• Work to be completed
Reproduce the listing below verbatim, line for line, but leave out the picture.

• The input
——

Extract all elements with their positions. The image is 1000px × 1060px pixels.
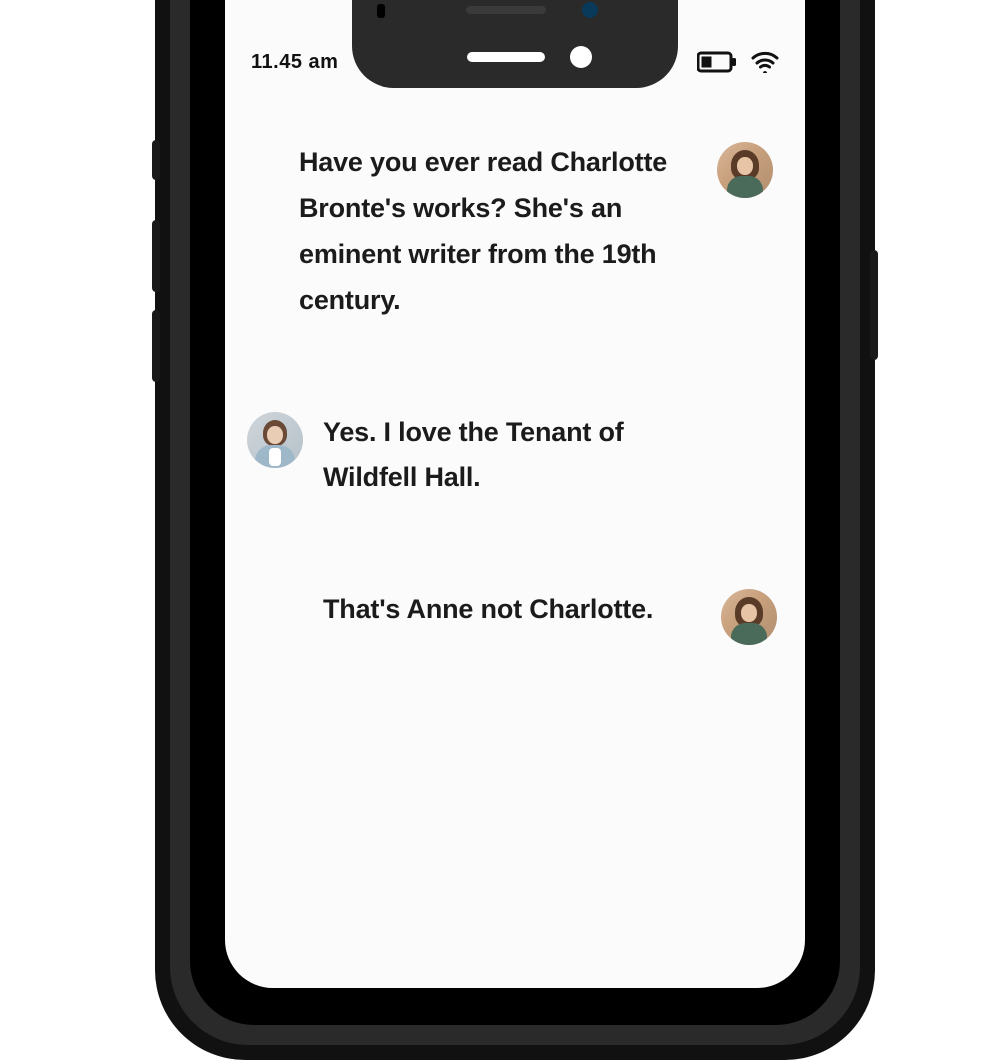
mute-switch — [152, 140, 160, 180]
status-time: 11.45 am — [251, 51, 338, 74]
battery-icon — [697, 51, 737, 73]
avatar-sender-a[interactable] — [721, 589, 777, 645]
message-text: Yes. I love the Tenant of Wildfell Hall. — [323, 410, 713, 502]
status-right-cluster — [697, 51, 779, 73]
chat-thread[interactable]: Have you ever read Charlotte Bronte's wo… — [225, 120, 805, 645]
notch-earpiece — [466, 6, 546, 14]
status-bar: 11.45 am — [225, 42, 805, 82]
avatar-sender-b[interactable] — [247, 412, 303, 468]
message-row: Yes. I love the Tenant of Wildfell Hall. — [247, 410, 783, 502]
volume-down-btn — [152, 310, 160, 382]
message-row: Have you ever read Charlotte Bronte's wo… — [247, 140, 783, 324]
notch-sensor-dot — [377, 4, 385, 18]
message-text: That's Anne not Charlotte. — [323, 587, 703, 633]
notch-camera-lens — [582, 2, 598, 18]
volume-up-btn — [152, 220, 160, 292]
message-row: That's Anne not Charlotte. — [247, 587, 783, 645]
avatar-sender-a[interactable] — [717, 142, 773, 198]
message-text: Have you ever read Charlotte Bronte's wo… — [299, 140, 699, 324]
wifi-icon — [751, 51, 779, 73]
power-button — [870, 250, 878, 360]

——

• Solution below
Extract all elements with their positions. The image is 1000px × 1060px pixels.
mute-switch — [152, 140, 160, 180]
status-time: 11.45 am — [251, 51, 338, 74]
battery-icon — [697, 51, 737, 73]
avatar-sender-a[interactable] — [721, 589, 777, 645]
message-text: Yes. I love the Tenant of Wildfell Hall. — [323, 410, 713, 502]
status-right-cluster — [697, 51, 779, 73]
chat-thread[interactable]: Have you ever read Charlotte Bronte's wo… — [225, 120, 805, 645]
notch-earpiece — [466, 6, 546, 14]
status-bar: 11.45 am — [225, 42, 805, 82]
avatar-sender-b[interactable] — [247, 412, 303, 468]
message-row: Yes. I love the Tenant of Wildfell Hall. — [247, 410, 783, 502]
volume-down-btn — [152, 310, 160, 382]
message-row: Have you ever read Charlotte Bronte's wo… — [247, 140, 783, 324]
notch-sensor-dot — [377, 4, 385, 18]
message-text: That's Anne not Charlotte. — [323, 587, 703, 633]
notch-camera-lens — [582, 2, 598, 18]
volume-up-btn — [152, 220, 160, 292]
message-row: That's Anne not Charlotte. — [247, 587, 783, 645]
avatar-sender-a[interactable] — [717, 142, 773, 198]
message-text: Have you ever read Charlotte Bronte's wo… — [299, 140, 699, 324]
wifi-icon — [751, 51, 779, 73]
power-button — [870, 250, 878, 360]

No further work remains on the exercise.